— TEXT PASSAGE —
Friday, 29 January 2010

Masters of our own demise

Back in the old days journalists used to have a strange device called a contacts book.
In it they would put the names and telephone numbers of interesting local characters, councillors, gossips, cops, lawyers, judges, tattle tales and other ne'er do wells.
The journalist would use another outdated device called a telephone and ring said contacts on a regular basis to get stories to put in the paper.
Some would give you regular stories, others were less forthcoming and normally motivated by petty spite, personal ambition or greed.
We called it basic reporting.
Nowadays we call these people 'community correspondents', we are their 'mentors' and the whole thing has the twee title of 'citizen journalism'. It's all part of the great hyperlocal plan - reporting down your local street.
But shouldn't your 'local' paper already be covering each of the areas.
Oh hang on, didn't all the reporters get fired already?
Is the real reason why Captain Desperate and the rest of his management flunkies are so keen on getting more local coverage because that is what people actually want?
Hire a couple of journalists then you dumb fucks. One journalist will produce more stories per week than your army of drivel-typing curtain twitchers.
Stop trying to get Joe Public to do my reporters' jobs for them on the cheap just so when the next round of lay-offs come they have some copy to stick between the ads.
Thankfully, at the moment, the majority of community correspondents are a complete waste of time.

— INSTRUCTIONS —
A: According to the post on citizen journalism, what did journalists keep the names and telephone numbers of their contacts in?
B: Shorten the paragraph beginning "Nowadays we call these people" from the post on citizen journalism, keeping its main facts.
The data placed after this post has no connection to it.

— GIVEN INFORMATION —
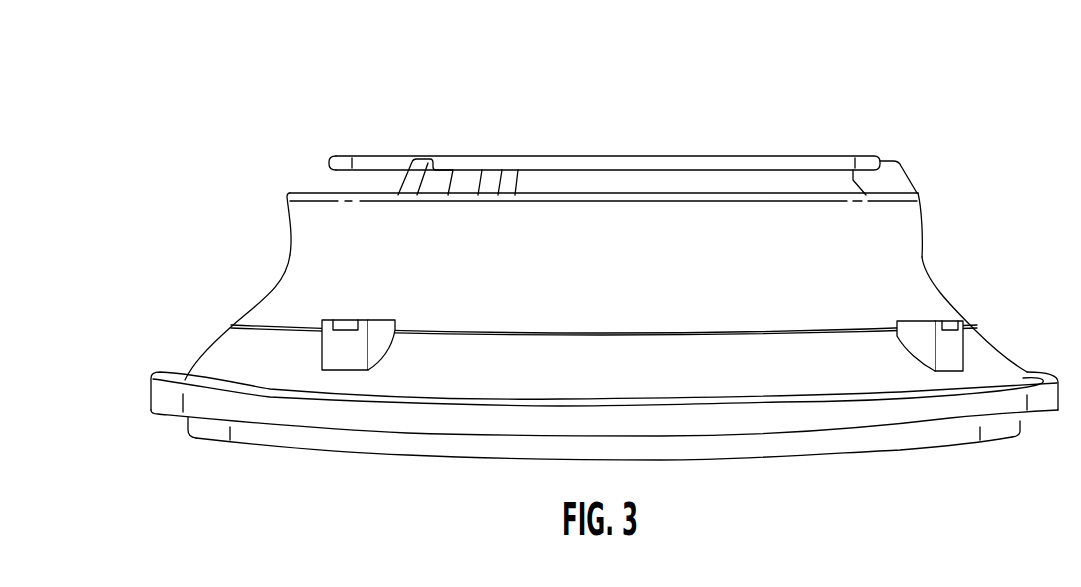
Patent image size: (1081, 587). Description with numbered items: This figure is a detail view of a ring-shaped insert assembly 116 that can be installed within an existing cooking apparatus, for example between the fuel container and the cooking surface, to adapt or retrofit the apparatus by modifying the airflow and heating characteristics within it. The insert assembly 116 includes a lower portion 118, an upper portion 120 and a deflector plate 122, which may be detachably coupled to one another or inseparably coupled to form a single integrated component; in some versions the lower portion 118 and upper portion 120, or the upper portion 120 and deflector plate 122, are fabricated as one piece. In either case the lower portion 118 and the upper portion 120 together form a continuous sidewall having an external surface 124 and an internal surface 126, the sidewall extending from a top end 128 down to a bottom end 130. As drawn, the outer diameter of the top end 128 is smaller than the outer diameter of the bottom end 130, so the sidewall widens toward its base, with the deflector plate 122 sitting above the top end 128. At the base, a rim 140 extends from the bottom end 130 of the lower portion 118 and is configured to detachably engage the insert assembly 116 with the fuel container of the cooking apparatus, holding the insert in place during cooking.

— ANSWERS GIVEN —
A: A contacts book.

B: These contacts are now called "community correspondents," journalists are their "mentors," and the practice is named "citizen journalism," part of a hyperlocal plan to report down your local street.